### Requirements:
Check each line of the records below for the word "does" and copy those where it appears.

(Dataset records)

[start]

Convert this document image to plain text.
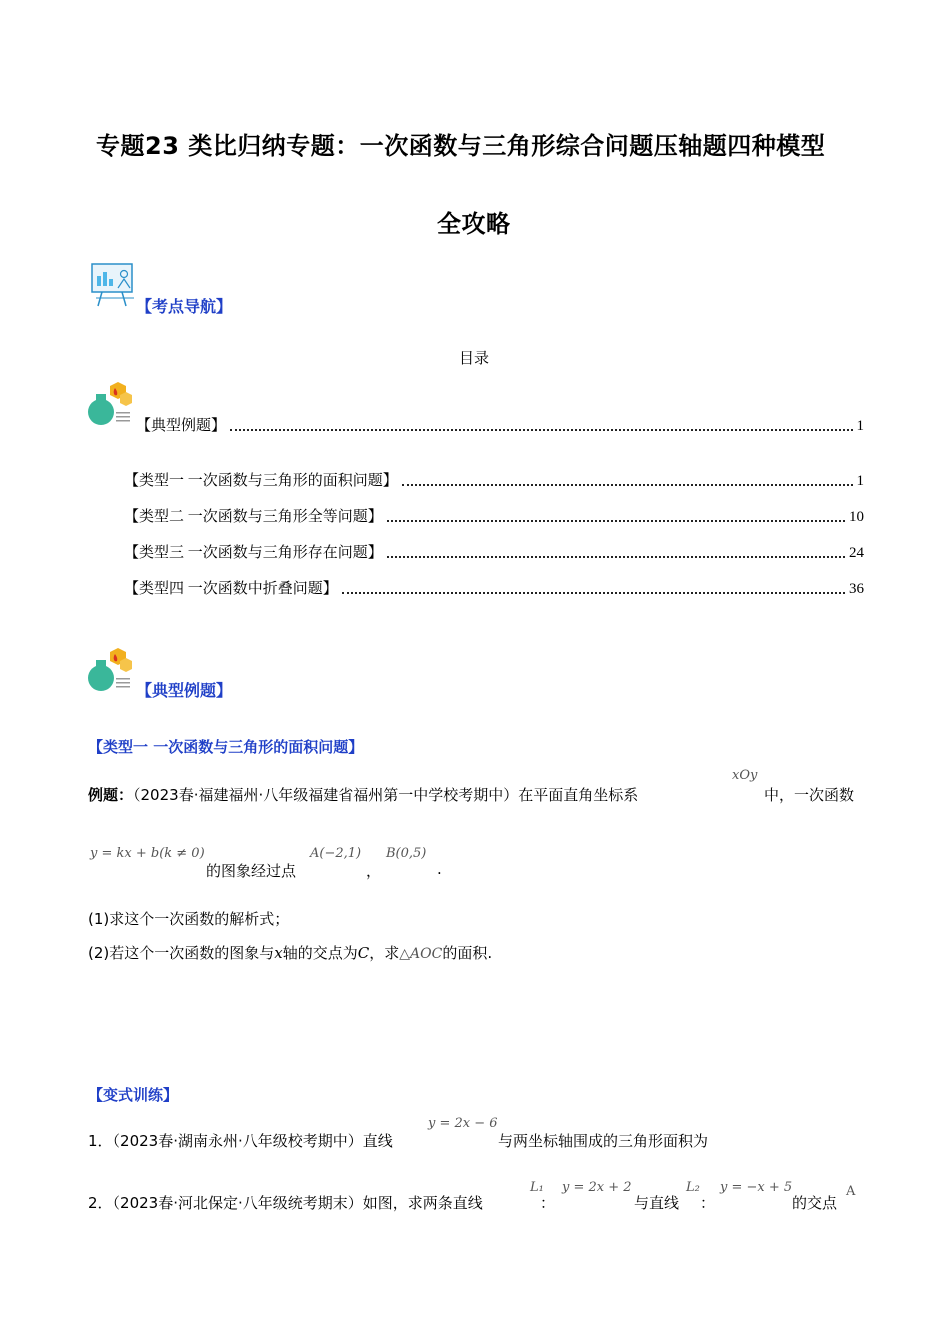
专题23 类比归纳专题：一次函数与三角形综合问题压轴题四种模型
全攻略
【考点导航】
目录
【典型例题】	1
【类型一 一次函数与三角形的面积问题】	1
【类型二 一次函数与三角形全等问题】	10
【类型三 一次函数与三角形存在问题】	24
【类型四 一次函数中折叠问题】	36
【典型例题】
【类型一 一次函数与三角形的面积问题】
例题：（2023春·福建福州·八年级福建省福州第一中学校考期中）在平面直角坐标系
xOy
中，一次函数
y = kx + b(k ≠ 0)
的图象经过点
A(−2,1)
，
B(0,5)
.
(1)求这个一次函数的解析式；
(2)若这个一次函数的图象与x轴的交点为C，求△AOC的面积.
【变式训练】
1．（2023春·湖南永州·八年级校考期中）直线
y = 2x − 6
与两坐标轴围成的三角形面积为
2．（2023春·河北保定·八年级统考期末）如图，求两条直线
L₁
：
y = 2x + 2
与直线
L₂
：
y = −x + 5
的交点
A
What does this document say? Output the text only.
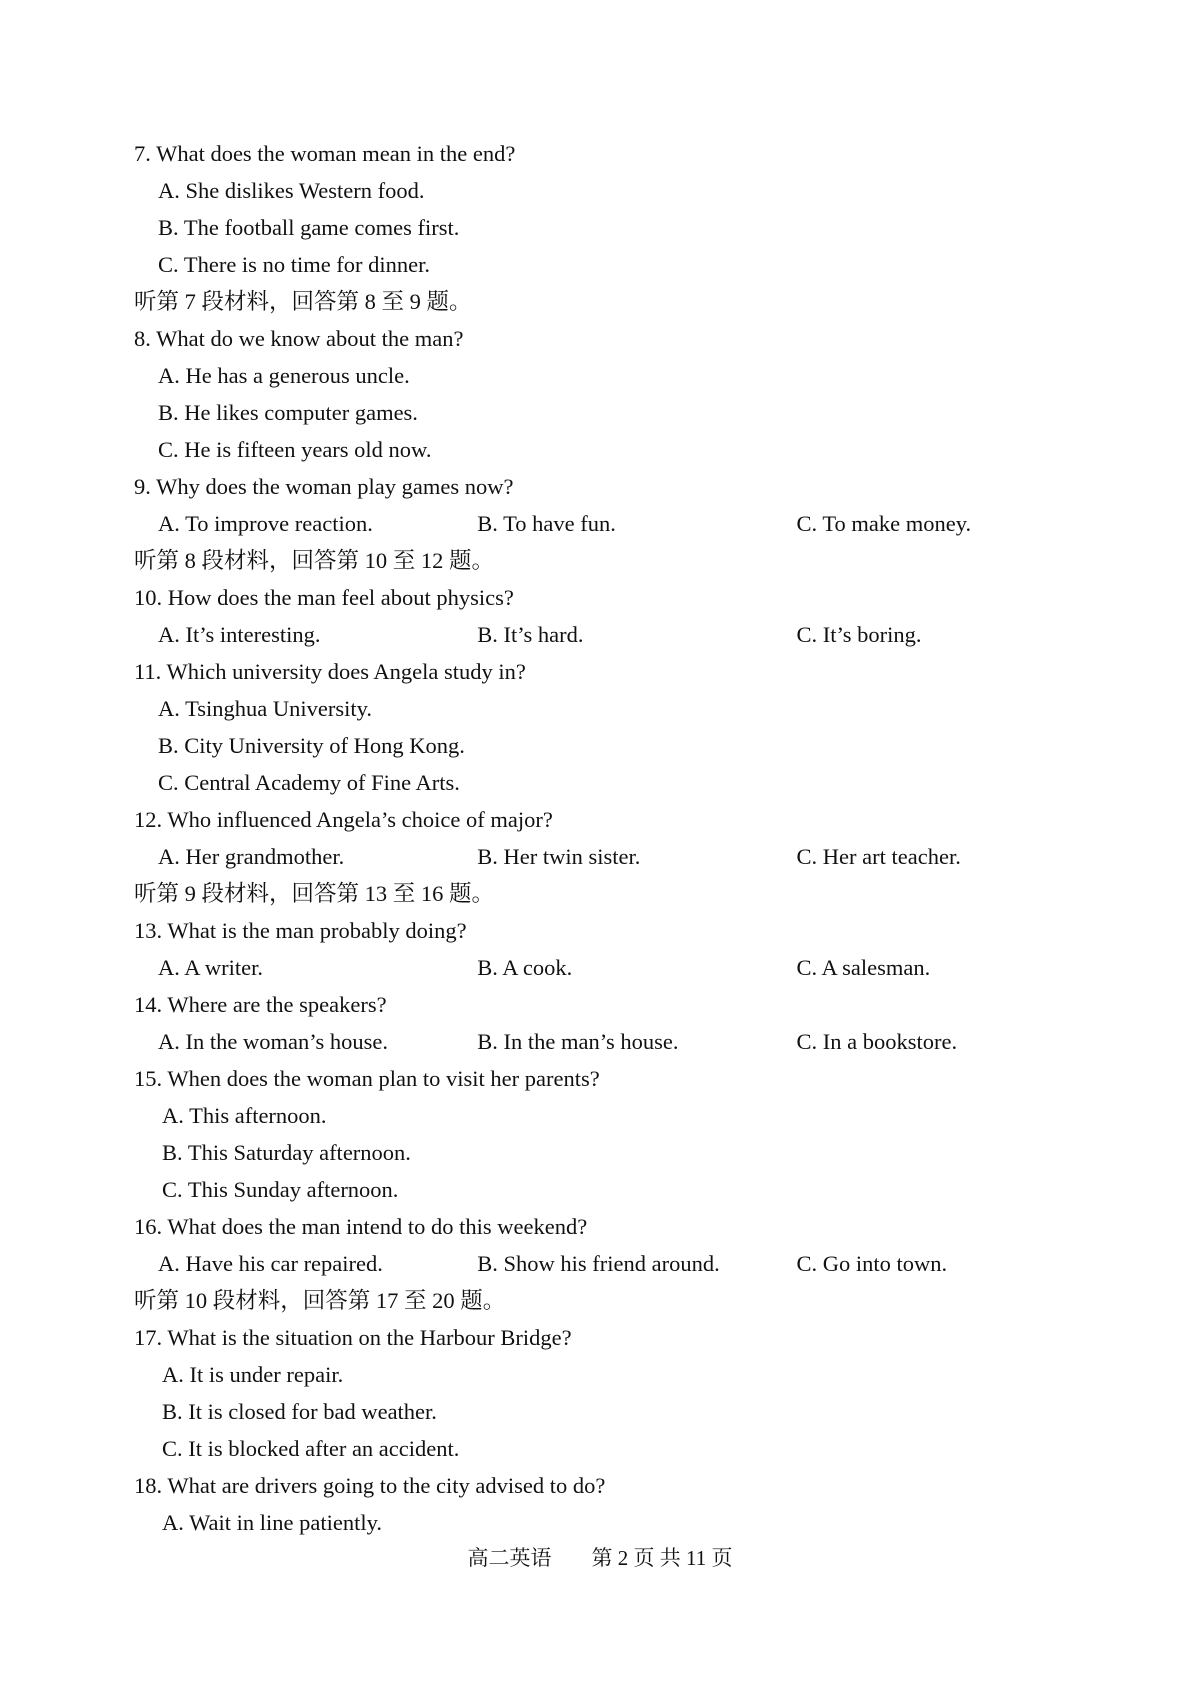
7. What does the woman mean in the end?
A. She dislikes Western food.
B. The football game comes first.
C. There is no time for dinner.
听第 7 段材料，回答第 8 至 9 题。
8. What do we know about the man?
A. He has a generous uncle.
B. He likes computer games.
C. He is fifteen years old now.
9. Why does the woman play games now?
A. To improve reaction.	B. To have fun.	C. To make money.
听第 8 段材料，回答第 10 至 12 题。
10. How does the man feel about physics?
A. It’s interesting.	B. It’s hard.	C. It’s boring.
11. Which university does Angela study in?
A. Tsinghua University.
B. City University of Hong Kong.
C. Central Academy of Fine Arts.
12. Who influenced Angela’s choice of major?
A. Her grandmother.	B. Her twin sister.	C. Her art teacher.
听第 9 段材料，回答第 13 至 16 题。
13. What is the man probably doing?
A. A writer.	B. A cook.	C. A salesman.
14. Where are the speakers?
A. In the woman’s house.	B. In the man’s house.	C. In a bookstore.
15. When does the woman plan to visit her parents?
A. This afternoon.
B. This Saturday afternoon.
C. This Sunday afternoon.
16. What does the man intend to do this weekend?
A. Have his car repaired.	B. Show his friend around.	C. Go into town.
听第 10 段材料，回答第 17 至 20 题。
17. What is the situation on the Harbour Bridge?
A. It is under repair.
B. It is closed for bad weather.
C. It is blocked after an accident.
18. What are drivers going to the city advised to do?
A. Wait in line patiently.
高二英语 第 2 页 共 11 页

[end]

### Complete answer:
What does this document say? Output the text only.
7. What does the woman mean in the end?
9. Why does the woman play games now?
10. How does the man feel about physics?
11. Which university does Angela study in?
15. When does the woman plan to visit her parents?
16. What does the man intend to do this weekend?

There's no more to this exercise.